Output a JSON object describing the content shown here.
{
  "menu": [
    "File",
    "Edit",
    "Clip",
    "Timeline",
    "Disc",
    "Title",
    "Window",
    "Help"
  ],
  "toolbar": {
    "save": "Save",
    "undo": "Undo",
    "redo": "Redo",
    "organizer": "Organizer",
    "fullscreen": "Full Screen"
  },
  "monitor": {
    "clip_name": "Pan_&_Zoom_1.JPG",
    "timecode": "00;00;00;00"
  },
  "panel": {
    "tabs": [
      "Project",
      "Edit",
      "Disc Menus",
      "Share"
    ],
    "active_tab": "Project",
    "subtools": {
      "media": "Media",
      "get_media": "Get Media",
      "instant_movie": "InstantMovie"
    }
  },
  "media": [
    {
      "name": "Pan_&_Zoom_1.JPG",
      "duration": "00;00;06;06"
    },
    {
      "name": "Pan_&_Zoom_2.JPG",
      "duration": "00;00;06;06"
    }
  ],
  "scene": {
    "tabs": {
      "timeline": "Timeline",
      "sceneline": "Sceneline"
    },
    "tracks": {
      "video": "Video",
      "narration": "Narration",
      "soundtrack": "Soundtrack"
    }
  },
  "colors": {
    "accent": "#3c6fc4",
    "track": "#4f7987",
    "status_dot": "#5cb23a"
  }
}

(Brief): Reproduce the material precisely, including every line.

(Completed exercise):
Output a JSON object describing the content shown here.
{
  "menu": [
    "File",
    "Edit",
    "Clip",
    "Timeline",
    "Disc",
    "Title",
    "Window",
    "Help"
  ],
  "toolbar": {
    "save": "Save",
    "undo": "Undo",
    "redo": "Redo",
    "organizer": "Organizer",
    "fullscreen": "Full Screen"
  },
  "monitor": {
    "clip_name": "Pan_&_Zoom_1.JPG",
    "timecode": "00;00;00;00"
  },
  "panel": {
    "tabs": [
      "Project",
      "Edit",
      "Disc Menus",
      "Share"
    ],
    "active_tab": "Project",
    "subtools": {
      "media": "Media",
      "get_media": "Get Media",
      "instant_movie": "InstantMovie"
    }
  },
  "media": [
    {
      "name": "Pan_&_Zoom_1.JPG",
      "duration": "00;00;06;06"
    },
    {
      "name": "Pan_&_Zoom_2.JPG",
      "duration": "00;00;06;06"
    }
  ],
  "scene": {
    "tabs": {
      "timeline": "Timeline",
      "sceneline": "Sceneline"
    },
    "tracks": {
      "video": "Video",
      "narration": "Narration",
      "soundtrack": "Soundtrack"
    }
  },
  "colors": {
    "accent": "#3c6fc4",
    "track": "#4f7987",
    "status_dot": "#5cb23a"
  }
}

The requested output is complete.